▸ OBJECTIVE: Copy each line in which the string "change" occurs.
** Begin INPUT MATERIAL **
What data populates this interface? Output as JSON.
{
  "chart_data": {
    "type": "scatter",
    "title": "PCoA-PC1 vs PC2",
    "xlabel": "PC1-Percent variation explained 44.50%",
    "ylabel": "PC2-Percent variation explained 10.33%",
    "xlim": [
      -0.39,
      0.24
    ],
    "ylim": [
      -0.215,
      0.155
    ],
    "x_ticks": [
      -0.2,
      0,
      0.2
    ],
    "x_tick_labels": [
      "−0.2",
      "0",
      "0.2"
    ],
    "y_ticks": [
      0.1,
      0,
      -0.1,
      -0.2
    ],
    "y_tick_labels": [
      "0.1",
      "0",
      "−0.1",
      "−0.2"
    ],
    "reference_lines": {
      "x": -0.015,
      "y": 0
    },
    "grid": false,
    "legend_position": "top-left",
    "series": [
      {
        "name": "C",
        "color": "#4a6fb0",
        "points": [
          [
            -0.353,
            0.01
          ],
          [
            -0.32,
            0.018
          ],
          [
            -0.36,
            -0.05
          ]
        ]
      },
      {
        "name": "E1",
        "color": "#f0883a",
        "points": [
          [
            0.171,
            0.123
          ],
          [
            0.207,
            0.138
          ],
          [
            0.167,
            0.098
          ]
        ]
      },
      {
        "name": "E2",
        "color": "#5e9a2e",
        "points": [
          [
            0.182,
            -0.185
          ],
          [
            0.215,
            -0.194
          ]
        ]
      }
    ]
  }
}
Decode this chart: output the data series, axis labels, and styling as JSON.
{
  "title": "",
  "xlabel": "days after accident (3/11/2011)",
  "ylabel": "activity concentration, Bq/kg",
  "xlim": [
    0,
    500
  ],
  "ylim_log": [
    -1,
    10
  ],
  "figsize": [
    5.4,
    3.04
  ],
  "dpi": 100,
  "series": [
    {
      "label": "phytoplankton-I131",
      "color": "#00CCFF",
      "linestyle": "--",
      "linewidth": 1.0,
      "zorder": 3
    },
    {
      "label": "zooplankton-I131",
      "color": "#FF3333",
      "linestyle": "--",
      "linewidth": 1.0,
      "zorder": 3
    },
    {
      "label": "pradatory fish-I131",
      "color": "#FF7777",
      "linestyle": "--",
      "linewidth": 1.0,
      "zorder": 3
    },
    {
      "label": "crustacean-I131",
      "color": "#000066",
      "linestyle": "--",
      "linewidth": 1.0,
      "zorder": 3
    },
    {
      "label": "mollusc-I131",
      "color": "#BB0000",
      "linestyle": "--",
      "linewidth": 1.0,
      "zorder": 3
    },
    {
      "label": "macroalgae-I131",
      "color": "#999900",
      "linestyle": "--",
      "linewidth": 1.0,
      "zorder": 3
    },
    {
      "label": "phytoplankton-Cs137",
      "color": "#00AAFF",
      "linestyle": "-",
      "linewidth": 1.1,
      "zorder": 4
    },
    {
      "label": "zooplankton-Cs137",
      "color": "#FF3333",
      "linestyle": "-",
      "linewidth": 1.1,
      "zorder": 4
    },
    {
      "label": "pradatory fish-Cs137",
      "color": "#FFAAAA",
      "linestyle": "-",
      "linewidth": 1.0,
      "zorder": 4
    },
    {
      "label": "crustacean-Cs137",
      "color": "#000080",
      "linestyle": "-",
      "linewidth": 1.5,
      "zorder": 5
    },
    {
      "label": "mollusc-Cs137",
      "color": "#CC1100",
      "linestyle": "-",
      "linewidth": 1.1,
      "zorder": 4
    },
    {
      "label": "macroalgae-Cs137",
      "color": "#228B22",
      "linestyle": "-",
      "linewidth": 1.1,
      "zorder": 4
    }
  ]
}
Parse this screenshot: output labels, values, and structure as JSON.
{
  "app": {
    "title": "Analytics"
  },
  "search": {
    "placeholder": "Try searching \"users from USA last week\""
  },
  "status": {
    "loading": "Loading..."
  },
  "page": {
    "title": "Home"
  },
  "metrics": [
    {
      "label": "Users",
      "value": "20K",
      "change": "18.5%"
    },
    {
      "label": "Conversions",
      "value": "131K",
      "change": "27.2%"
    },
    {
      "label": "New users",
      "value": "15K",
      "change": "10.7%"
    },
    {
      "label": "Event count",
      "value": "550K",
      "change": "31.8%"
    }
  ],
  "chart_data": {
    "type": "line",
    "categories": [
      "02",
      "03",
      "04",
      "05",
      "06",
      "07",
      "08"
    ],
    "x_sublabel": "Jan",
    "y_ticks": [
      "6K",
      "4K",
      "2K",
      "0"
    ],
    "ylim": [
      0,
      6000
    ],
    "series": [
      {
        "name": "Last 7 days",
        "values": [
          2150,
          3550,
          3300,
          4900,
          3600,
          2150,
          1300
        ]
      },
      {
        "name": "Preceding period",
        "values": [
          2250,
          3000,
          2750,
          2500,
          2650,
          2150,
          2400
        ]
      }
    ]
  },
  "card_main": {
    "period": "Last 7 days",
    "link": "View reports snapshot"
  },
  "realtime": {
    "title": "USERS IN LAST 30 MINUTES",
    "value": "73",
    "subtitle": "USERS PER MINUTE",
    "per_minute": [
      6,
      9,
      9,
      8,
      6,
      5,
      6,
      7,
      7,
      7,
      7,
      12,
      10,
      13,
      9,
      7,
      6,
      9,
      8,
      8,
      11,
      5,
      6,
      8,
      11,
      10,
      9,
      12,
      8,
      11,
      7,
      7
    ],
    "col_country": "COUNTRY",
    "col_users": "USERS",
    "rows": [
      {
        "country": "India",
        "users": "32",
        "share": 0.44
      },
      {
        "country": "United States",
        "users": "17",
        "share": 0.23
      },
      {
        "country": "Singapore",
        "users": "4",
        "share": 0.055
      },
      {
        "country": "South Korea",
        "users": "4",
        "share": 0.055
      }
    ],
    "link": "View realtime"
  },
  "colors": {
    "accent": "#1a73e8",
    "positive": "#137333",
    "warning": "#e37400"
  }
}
** End INPUT MATERIAL **
▸ COMPLETED TASK:
      "change": "18.5%"
      "change": "27.2%"
      "change": "10.7%"
      "change": "31.8%"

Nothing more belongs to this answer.